# GIVEN EXERCISE
Take every line from the listing below that contains "mains".

——

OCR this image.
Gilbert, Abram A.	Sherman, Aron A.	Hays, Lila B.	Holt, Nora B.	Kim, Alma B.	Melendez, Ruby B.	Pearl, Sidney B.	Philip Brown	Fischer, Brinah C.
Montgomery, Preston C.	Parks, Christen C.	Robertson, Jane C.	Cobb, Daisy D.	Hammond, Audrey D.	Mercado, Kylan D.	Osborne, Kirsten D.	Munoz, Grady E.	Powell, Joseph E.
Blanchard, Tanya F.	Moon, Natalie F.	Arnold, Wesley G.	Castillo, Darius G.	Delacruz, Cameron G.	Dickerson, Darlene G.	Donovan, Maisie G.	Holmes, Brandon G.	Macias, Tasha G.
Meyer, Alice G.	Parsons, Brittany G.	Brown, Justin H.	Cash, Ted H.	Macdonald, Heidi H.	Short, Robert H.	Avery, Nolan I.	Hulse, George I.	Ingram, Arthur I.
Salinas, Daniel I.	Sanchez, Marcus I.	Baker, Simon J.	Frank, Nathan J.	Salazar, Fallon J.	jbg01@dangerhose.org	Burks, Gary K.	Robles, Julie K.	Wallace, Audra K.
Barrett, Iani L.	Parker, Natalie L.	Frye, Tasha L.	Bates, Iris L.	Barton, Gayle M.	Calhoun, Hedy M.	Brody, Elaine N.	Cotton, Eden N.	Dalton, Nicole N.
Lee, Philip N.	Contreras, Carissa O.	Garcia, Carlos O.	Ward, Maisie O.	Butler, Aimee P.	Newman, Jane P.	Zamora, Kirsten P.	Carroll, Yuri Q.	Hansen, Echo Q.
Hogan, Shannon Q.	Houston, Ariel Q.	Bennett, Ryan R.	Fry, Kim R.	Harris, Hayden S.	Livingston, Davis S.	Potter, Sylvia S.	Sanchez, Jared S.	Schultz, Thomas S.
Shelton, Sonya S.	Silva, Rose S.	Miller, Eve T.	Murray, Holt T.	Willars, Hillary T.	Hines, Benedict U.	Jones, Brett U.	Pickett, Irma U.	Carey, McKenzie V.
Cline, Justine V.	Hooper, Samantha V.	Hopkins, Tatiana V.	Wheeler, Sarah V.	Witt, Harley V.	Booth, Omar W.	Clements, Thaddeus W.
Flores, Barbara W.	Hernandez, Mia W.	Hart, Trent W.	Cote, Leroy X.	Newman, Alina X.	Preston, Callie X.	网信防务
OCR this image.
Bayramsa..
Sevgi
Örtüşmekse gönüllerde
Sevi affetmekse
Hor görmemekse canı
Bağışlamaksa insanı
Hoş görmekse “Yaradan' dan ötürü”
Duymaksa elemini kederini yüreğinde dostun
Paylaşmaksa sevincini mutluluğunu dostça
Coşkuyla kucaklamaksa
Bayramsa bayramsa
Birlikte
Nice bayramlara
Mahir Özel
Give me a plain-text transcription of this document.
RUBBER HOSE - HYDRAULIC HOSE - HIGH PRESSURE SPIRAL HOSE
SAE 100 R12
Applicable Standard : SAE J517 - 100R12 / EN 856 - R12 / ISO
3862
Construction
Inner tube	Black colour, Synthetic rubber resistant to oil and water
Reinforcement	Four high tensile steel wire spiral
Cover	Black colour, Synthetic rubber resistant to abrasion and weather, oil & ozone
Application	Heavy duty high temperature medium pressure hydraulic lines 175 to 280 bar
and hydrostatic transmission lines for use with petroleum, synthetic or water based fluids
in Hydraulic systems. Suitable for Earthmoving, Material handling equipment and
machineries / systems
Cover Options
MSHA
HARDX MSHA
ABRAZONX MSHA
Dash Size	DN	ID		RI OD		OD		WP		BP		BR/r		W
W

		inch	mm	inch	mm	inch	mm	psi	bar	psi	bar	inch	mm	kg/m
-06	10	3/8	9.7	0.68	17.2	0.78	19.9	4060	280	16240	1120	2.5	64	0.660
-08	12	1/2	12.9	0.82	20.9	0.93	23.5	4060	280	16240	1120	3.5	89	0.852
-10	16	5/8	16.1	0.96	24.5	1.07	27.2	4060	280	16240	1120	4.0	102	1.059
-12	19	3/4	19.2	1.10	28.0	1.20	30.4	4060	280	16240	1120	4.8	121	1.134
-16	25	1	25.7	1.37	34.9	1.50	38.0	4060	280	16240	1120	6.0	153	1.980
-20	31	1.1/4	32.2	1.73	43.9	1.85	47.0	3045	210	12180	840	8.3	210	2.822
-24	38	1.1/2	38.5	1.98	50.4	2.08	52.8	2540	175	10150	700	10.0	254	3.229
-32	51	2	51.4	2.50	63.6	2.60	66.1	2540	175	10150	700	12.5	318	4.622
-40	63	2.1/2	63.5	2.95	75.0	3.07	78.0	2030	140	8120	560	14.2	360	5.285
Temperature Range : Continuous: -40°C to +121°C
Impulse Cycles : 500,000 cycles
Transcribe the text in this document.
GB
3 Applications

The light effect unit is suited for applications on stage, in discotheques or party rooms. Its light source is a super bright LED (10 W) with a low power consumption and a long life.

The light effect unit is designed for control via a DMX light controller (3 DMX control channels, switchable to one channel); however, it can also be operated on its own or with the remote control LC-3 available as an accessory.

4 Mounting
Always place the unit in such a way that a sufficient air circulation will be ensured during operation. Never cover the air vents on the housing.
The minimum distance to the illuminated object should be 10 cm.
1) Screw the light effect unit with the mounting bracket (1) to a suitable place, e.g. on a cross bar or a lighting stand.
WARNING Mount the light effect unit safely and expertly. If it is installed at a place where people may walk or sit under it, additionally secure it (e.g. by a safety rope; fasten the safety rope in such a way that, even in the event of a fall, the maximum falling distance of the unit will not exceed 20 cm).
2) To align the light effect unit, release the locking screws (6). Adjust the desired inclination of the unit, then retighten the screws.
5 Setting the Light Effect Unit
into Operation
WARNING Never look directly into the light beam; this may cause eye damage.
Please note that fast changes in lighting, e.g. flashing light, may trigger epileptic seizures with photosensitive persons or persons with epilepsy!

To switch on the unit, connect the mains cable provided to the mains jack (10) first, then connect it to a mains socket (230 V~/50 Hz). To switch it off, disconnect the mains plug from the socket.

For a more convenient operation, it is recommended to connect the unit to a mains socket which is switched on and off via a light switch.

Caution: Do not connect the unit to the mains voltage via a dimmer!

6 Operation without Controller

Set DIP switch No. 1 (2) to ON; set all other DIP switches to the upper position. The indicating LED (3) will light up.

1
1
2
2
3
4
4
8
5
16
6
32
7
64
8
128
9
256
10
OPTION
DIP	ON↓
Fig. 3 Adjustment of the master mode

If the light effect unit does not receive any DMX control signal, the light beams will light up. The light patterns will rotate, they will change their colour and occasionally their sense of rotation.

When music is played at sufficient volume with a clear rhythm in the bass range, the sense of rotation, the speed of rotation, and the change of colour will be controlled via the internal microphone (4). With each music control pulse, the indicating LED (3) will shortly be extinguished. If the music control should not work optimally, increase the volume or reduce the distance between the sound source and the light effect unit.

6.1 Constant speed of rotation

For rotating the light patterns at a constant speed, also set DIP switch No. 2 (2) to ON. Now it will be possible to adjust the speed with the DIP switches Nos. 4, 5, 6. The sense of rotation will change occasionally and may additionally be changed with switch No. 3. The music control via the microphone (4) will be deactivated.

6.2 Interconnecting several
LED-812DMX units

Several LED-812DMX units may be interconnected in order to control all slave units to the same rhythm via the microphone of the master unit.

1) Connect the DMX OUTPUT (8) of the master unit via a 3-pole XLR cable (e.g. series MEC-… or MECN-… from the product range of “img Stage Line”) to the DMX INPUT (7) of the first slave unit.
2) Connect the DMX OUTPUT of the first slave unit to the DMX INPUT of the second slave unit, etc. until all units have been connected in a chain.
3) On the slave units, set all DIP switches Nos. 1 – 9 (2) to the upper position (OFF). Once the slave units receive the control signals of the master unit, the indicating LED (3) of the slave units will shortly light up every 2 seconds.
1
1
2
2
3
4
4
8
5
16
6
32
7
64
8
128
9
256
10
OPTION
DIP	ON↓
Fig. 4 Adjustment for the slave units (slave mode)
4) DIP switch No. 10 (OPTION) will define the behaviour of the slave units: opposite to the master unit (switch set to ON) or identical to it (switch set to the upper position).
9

——

# WORKED SOLUTION
To switch on the unit, connect the mains cable provided to the mains jack (10) first, then connect it to a mains socket (230 V~/50 Hz). To switch it off, disconnect the mains plug from the socket.
For a more convenient operation, it is recommended to connect the unit to a mains socket which is switched on and off via a light switch.
Caution: Do not connect the unit to the mains voltage via a dimmer!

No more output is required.